# Exercise task
Locate the lines where "down" occurs and copy them as they stand.

Stored data:
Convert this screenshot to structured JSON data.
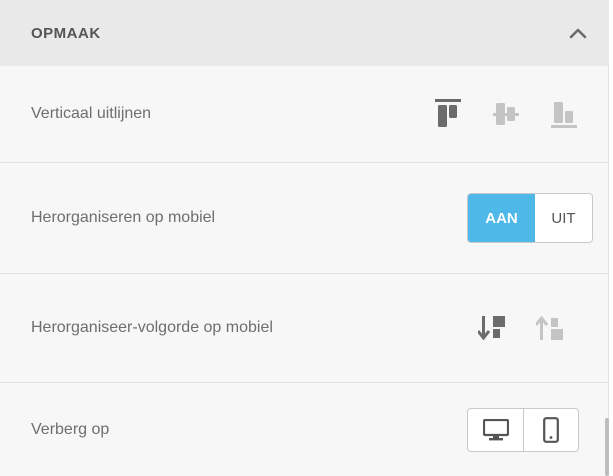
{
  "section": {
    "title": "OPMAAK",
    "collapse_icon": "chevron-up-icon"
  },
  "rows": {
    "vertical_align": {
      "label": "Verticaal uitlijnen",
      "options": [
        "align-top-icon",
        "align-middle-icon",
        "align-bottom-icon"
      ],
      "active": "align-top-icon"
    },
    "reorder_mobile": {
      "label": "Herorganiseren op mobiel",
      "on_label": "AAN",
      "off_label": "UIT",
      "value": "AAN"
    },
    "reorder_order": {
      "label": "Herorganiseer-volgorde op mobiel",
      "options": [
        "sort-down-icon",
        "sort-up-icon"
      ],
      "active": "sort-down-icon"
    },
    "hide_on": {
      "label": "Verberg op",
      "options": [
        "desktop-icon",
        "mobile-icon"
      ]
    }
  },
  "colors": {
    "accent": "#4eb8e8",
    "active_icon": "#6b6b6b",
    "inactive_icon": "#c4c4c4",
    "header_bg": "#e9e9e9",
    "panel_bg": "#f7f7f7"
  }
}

# Exercise answer
        "sort-down-icon",
      "active": "sort-down-icon"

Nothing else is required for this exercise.